Work required — Copy every line of the records below that holds the word "vehículo".
- - - - - - -
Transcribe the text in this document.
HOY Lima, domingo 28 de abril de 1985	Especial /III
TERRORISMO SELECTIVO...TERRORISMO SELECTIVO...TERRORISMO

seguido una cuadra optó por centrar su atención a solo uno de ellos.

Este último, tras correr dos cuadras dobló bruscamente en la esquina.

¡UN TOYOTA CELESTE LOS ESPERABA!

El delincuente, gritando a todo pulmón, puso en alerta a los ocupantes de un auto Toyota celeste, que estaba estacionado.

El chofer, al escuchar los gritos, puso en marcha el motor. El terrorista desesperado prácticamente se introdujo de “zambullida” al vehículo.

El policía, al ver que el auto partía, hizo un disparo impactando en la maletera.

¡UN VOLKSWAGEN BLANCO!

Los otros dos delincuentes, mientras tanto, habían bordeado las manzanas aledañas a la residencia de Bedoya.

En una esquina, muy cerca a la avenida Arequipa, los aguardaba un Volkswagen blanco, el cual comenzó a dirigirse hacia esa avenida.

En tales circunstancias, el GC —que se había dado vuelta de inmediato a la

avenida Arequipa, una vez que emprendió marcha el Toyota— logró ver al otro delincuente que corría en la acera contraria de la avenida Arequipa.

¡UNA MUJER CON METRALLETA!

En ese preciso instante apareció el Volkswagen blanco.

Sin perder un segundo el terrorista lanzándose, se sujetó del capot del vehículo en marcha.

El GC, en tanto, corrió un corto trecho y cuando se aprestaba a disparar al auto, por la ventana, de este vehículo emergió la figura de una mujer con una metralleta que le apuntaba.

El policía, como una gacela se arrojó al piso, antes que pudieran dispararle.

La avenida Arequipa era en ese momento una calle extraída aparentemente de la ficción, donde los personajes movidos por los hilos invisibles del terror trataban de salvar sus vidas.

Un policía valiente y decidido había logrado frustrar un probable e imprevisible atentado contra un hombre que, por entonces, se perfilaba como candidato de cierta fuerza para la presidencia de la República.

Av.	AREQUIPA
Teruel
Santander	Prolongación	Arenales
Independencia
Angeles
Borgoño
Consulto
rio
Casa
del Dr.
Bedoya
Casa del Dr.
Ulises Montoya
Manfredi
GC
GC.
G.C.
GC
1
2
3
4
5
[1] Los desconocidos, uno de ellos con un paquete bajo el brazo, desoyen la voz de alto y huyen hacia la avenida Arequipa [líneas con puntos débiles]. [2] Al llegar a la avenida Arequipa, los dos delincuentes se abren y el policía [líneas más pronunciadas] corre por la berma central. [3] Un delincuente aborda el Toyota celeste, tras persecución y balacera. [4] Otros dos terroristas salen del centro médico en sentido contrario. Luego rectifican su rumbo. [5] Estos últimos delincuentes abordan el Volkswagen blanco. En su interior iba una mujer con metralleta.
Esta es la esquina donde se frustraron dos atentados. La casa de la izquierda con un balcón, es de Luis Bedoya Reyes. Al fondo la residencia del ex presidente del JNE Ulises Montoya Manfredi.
- - - - - - -
Answer in full —
El chofer, al escuchar los gritos, puso en marcha el motor. El terrorista desesperado prácticamente se introdujo de “zambullida” al vehículo.
Sin perder un segundo el terrorista lanzándose, se sujetó del capot del vehículo en marcha.
El GC, en tanto, corrió un corto trecho y cuando se aprestaba a disparar al auto, por la ventana, de este vehículo emergió la figura de una mujer con una metralleta que le apuntaba.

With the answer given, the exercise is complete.